▶

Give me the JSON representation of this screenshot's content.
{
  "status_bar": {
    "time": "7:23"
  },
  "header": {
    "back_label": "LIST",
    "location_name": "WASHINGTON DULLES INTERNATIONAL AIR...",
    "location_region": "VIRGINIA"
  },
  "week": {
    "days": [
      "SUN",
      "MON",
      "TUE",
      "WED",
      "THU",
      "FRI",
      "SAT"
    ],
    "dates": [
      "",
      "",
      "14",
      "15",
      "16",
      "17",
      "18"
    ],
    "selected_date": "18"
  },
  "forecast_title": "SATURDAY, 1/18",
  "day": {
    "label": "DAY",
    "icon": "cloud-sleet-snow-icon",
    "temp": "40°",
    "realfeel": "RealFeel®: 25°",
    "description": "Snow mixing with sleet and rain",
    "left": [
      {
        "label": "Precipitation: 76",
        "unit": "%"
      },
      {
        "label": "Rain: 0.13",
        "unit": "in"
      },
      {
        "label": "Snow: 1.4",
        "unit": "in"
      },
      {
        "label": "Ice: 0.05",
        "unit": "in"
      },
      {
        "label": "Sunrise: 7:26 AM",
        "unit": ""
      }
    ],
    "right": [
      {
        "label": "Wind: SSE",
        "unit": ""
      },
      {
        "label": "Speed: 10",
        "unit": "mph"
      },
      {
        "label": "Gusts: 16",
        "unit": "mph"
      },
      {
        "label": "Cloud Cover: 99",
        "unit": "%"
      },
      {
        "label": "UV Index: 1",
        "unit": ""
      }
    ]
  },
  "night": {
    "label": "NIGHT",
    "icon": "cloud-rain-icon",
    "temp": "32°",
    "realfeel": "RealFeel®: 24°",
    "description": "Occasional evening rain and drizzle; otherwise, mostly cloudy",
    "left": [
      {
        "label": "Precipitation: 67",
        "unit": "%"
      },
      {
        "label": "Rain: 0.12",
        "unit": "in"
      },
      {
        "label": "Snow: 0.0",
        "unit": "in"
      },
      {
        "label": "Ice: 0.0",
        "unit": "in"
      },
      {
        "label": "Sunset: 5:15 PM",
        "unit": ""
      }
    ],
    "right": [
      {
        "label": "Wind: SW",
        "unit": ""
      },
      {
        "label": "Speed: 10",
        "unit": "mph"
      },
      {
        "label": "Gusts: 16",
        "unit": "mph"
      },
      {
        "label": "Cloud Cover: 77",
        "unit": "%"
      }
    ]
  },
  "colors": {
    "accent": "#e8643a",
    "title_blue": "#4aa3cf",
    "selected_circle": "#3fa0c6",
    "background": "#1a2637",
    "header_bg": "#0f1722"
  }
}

◀

* WHAT NEEDS TO BE DONE:
Show every line in the records above that contains the word "realfeel".

* EXERCISE RESULT:
    "realfeel": "RealFeel®: 25°",
    "realfeel": "RealFeel®: 24°",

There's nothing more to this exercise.